- [Required task] Reply with nothing except the number of lines that contain the word "raccoon".

- [Rows]
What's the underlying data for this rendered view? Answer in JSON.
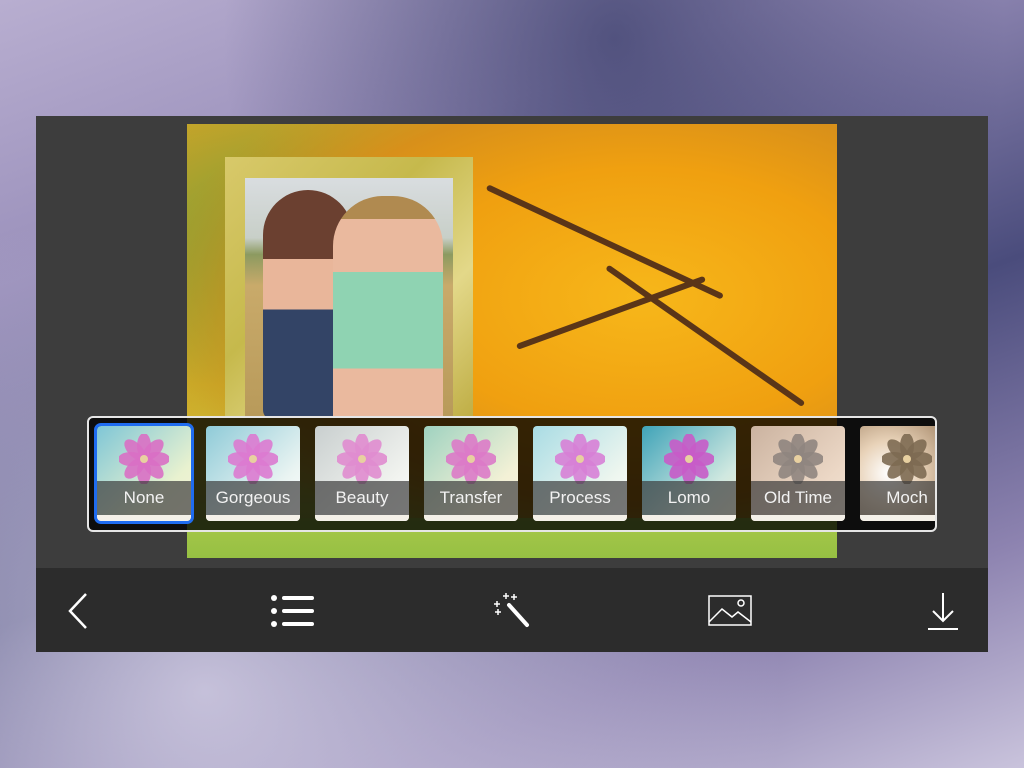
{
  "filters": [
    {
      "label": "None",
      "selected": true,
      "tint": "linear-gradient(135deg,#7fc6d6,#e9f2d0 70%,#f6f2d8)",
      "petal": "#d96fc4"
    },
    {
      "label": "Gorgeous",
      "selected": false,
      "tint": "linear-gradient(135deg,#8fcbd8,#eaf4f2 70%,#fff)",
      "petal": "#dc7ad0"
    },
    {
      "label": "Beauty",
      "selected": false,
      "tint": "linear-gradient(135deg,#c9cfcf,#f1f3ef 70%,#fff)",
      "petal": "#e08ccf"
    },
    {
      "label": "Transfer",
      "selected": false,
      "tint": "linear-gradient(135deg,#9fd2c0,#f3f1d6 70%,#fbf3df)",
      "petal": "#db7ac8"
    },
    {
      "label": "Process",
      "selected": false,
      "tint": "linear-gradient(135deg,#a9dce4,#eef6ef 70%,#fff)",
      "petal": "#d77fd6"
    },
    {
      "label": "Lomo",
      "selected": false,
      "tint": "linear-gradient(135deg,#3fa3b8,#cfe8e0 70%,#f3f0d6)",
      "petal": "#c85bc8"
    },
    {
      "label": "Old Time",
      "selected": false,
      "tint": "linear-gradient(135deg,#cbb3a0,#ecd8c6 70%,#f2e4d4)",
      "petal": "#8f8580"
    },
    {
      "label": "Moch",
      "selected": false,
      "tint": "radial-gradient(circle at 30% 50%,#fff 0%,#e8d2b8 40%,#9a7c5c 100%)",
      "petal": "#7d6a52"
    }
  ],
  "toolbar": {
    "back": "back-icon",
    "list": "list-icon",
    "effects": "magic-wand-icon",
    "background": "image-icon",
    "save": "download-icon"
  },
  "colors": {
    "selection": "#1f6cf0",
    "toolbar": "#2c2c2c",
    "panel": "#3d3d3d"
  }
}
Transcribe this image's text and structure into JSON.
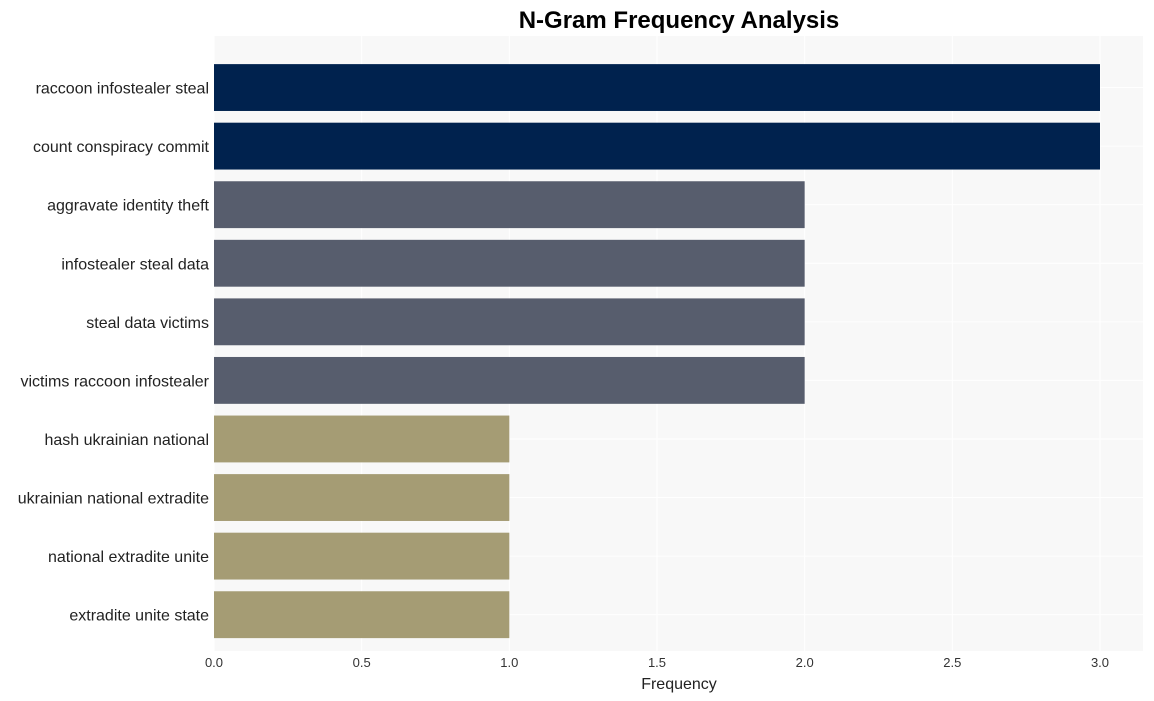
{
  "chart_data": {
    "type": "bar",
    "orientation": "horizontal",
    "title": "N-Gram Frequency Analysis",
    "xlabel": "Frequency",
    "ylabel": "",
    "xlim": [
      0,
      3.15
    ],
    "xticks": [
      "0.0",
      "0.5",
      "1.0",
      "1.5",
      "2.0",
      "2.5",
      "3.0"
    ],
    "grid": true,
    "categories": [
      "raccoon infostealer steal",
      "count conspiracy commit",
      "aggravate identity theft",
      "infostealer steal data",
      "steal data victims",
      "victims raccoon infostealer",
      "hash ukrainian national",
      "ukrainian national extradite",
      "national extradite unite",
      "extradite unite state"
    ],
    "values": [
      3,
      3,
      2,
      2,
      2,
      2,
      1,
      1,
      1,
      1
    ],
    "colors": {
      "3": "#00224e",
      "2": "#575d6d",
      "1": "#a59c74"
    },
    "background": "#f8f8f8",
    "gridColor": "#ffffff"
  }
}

- [Solution to this task] 2